Type the records out again in full, exactly.

Stored data:
------------

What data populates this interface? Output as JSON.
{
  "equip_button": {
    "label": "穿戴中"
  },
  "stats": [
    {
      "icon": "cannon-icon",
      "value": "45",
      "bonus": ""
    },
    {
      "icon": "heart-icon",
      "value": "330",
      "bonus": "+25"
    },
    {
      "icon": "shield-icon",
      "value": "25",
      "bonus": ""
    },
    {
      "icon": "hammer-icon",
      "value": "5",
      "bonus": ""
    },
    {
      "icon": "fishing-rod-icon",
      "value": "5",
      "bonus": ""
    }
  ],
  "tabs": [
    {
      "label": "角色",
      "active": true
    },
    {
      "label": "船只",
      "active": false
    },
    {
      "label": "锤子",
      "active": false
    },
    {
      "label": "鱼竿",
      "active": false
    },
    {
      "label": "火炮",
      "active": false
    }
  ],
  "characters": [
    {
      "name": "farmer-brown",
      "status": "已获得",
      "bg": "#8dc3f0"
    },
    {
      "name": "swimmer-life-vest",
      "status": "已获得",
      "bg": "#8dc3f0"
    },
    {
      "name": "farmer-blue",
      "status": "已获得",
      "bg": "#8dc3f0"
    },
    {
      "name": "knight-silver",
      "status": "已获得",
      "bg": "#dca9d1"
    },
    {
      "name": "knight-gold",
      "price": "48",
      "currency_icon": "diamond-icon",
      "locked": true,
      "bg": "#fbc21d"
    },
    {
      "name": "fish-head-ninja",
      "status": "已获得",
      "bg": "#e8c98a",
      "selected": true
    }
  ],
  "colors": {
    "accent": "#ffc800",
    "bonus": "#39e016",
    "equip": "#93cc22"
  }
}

------------

▸ **RESPONSE**:
What data populates this interface? Output as JSON.
{
  "equip_button": {
    "label": "穿戴中"
  },
  "stats": [
    {
      "icon": "cannon-icon",
      "value": "45",
      "bonus": ""
    },
    {
      "icon": "heart-icon",
      "value": "330",
      "bonus": "+25"
    },
    {
      "icon": "shield-icon",
      "value": "25",
      "bonus": ""
    },
    {
      "icon": "hammer-icon",
      "value": "5",
      "bonus": ""
    },
    {
      "icon": "fishing-rod-icon",
      "value": "5",
      "bonus": ""
    }
  ],
  "tabs": [
    {
      "label": "角色",
      "active": true
    },
    {
      "label": "船只",
      "active": false
    },
    {
      "label": "锤子",
      "active": false
    },
    {
      "label": "鱼竿",
      "active": false
    },
    {
      "label": "火炮",
      "active": false
    }
  ],
  "characters": [
    {
      "name": "farmer-brown",
      "status": "已获得",
      "bg": "#8dc3f0"
    },
    {
      "name": "swimmer-life-vest",
      "status": "已获得",
      "bg": "#8dc3f0"
    },
    {
      "name": "farmer-blue",
      "status": "已获得",
      "bg": "#8dc3f0"
    },
    {
      "name": "knight-silver",
      "status": "已获得",
      "bg": "#dca9d1"
    },
    {
      "name": "knight-gold",
      "price": "48",
      "currency_icon": "diamond-icon",
      "locked": true,
      "bg": "#fbc21d"
    },
    {
      "name": "fish-head-ninja",
      "status": "已获得",
      "bg": "#e8c98a",
      "selected": true
    }
  ],
  "colors": {
    "accent": "#ffc800",
    "bonus": "#39e016",
    "equip": "#93cc22"
  }
}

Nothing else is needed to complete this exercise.